WHAT IS BEING ASKED: Count how many lines of the records below contain the string "annotation", matching case exactly. Reply with the number alone.
══ PROVIDED ENTRIES ══
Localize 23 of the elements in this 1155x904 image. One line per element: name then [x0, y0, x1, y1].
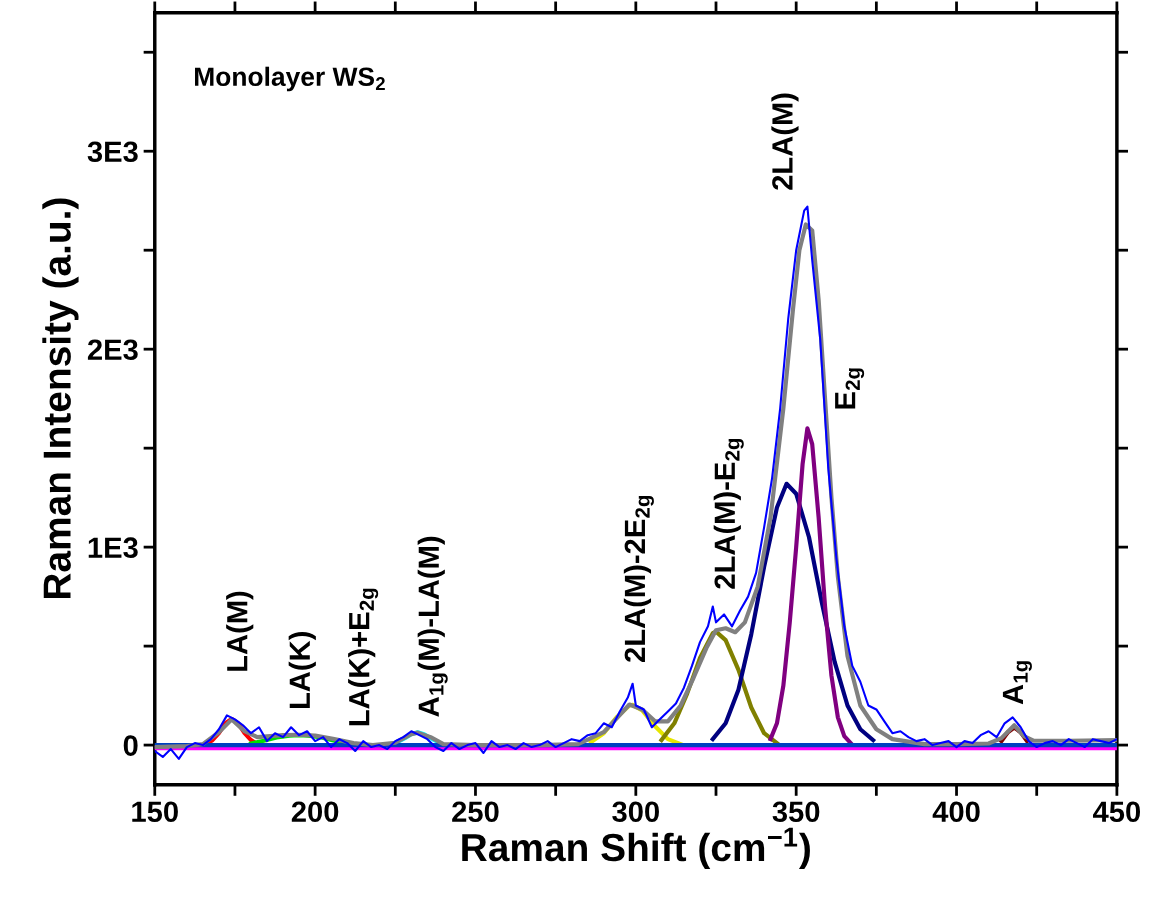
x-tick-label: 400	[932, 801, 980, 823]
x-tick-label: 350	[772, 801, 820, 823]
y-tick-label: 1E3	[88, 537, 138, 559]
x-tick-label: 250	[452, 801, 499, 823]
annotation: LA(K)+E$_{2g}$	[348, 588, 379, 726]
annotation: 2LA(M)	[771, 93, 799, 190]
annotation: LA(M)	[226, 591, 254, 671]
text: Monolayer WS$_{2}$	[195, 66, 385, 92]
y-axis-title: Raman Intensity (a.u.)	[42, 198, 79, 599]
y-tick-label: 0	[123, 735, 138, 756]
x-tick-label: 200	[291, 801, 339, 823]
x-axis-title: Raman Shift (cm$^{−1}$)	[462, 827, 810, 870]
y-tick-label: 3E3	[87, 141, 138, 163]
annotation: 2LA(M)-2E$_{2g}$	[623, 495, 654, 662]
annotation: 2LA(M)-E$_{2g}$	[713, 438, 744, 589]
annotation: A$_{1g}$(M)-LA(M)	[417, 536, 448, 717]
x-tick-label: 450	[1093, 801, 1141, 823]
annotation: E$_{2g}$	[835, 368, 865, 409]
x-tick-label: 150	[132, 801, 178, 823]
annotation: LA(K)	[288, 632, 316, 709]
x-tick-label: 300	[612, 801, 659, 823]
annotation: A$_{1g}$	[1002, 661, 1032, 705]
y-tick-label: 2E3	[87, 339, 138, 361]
═══
REPLY TO THE TASK: 9